SET EXERCISE: Write out each line beneath this one exactly as it reads.

(Stored items from a collection)
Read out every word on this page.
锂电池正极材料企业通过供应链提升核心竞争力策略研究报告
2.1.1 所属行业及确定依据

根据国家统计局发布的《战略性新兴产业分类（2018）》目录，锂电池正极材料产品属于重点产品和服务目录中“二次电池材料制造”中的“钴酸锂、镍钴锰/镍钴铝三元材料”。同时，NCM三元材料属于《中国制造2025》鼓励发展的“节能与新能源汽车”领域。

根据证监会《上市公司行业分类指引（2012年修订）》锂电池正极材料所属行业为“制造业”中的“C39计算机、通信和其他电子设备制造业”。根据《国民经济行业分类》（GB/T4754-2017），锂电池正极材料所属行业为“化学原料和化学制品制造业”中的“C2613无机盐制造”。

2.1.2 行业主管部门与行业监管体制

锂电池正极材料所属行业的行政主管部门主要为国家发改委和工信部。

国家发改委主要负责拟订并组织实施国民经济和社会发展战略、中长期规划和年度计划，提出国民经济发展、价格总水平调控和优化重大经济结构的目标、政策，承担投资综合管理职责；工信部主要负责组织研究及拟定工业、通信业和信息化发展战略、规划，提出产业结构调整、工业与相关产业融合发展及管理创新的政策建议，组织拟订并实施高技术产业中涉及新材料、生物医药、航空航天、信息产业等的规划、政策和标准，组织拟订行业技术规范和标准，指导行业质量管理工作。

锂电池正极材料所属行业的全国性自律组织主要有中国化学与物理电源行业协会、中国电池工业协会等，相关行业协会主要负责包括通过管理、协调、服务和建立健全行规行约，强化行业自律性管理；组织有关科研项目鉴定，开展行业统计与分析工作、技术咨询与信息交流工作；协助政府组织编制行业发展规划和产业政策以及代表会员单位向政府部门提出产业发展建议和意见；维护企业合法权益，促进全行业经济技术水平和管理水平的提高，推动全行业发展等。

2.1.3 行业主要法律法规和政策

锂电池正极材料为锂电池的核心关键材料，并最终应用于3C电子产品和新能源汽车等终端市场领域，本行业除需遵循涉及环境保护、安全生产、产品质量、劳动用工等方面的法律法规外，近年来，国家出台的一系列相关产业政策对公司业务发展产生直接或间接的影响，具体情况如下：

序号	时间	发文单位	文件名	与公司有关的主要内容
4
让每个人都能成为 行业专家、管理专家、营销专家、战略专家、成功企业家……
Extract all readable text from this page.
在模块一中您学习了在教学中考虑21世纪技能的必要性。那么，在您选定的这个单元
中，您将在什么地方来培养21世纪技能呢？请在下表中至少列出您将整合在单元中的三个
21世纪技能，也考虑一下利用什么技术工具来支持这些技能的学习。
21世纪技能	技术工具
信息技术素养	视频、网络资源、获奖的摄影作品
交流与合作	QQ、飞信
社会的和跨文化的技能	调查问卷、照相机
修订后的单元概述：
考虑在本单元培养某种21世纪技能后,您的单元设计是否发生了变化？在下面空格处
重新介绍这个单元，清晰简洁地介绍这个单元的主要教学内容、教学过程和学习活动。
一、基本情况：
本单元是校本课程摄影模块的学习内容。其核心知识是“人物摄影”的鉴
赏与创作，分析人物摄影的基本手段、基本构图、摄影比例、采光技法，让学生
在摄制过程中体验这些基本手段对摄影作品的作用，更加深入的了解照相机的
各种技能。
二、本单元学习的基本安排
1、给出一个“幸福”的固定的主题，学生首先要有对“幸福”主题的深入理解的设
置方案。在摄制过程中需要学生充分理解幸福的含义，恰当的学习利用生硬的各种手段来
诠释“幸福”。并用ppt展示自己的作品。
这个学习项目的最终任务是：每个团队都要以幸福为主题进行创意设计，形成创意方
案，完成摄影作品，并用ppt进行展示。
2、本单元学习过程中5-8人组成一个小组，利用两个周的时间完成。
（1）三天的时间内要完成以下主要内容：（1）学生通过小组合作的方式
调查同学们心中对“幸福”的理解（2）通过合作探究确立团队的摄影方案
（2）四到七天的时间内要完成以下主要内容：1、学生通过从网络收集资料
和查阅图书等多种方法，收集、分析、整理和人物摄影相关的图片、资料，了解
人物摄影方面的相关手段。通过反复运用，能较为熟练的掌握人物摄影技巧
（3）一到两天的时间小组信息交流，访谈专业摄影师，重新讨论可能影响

EXERCISE OUTPUT:
Read out every word on this page.
锂电池正极材料企业通过供应链提升核心竞争力策略研究报告
2.1.1 所属行业及确定依据

根据国家统计局发布的《战略性新兴产业分类（2018）》目录，锂电池正极材料产品属于重点产品和服务目录中“二次电池材料制造”中的“钴酸锂、镍钴锰/镍钴铝三元材料”。同时，NCM三元材料属于《中国制造2025》鼓励发展的“节能与新能源汽车”领域。

根据证监会《上市公司行业分类指引（2012年修订）》锂电池正极材料所属行业为“制造业”中的“C39计算机、通信和其他电子设备制造业”。根据《国民经济行业分类》（GB/T4754-2017），锂电池正极材料所属行业为“化学原料和化学制品制造业”中的“C2613无机盐制造”。

2.1.2 行业主管部门与行业监管体制

锂电池正极材料所属行业的行政主管部门主要为国家发改委和工信部。

国家发改委主要负责拟订并组织实施国民经济和社会发展战略、中长期规划和年度计划，提出国民经济发展、价格总水平调控和优化重大经济结构的目标、政策，承担投资综合管理职责；工信部主要负责组织研究及拟定工业、通信业和信息化发展战略、规划，提出产业结构调整、工业与相关产业融合发展及管理创新的政策建议，组织拟订并实施高技术产业中涉及新材料、生物医药、航空航天、信息产业等的规划、政策和标准，组织拟订行业技术规范和标准，指导行业质量管理工作。

锂电池正极材料所属行业的全国性自律组织主要有中国化学与物理电源行业协会、中国电池工业协会等，相关行业协会主要负责包括通过管理、协调、服务和建立健全行规行约，强化行业自律性管理；组织有关科研项目鉴定，开展行业统计与分析工作、技术咨询与信息交流工作；协助政府组织编制行业发展规划和产业政策以及代表会员单位向政府部门提出产业发展建议和意见；维护企业合法权益，促进全行业经济技术水平和管理水平的提高，推动全行业发展等。

2.1.3 行业主要法律法规和政策

锂电池正极材料为锂电池的核心关键材料，并最终应用于3C电子产品和新能源汽车等终端市场领域，本行业除需遵循涉及环境保护、安全生产、产品质量、劳动用工等方面的法律法规外，近年来，国家出台的一系列相关产业政策对公司业务发展产生直接或间接的影响，具体情况如下：

序号	时间	发文单位	文件名	与公司有关的主要内容
4
让每个人都能成为 行业专家、管理专家、营销专家、战略专家、成功企业家……
Extract all readable text from this page.
在模块一中您学习了在教学中考虑21世纪技能的必要性。那么，在您选定的这个单元
中，您将在什么地方来培养21世纪技能呢？请在下表中至少列出您将整合在单元中的三个
21世纪技能，也考虑一下利用什么技术工具来支持这些技能的学习。
21世纪技能	技术工具
信息技术素养	视频、网络资源、获奖的摄影作品
交流与合作	QQ、飞信
社会的和跨文化的技能	调查问卷、照相机
修订后的单元概述：
考虑在本单元培养某种21世纪技能后,您的单元设计是否发生了变化？在下面空格处
重新介绍这个单元，清晰简洁地介绍这个单元的主要教学内容、教学过程和学习活动。
一、基本情况：
本单元是校本课程摄影模块的学习内容。其核心知识是“人物摄影”的鉴
赏与创作，分析人物摄影的基本手段、基本构图、摄影比例、采光技法，让学生
在摄制过程中体验这些基本手段对摄影作品的作用，更加深入的了解照相机的
各种技能。
二、本单元学习的基本安排
1、给出一个“幸福”的固定的主题，学生首先要有对“幸福”主题的深入理解的设
置方案。在摄制过程中需要学生充分理解幸福的含义，恰当的学习利用生硬的各种手段来
诠释“幸福”。并用ppt展示自己的作品。
这个学习项目的最终任务是：每个团队都要以幸福为主题进行创意设计，形成创意方
案，完成摄影作品，并用ppt进行展示。
2、本单元学习过程中5-8人组成一个小组，利用两个周的时间完成。
（1）三天的时间内要完成以下主要内容：（1）学生通过小组合作的方式
调查同学们心中对“幸福”的理解（2）通过合作探究确立团队的摄影方案
（2）四到七天的时间内要完成以下主要内容：1、学生通过从网络收集资料
和查阅图书等多种方法，收集、分析、整理和人物摄影相关的图片、资料，了解
人物摄影方面的相关手段。通过反复运用，能较为熟练的掌握人物摄影技巧
（3）一到两天的时间小组信息交流，访谈专业摄影师，重新讨论可能影响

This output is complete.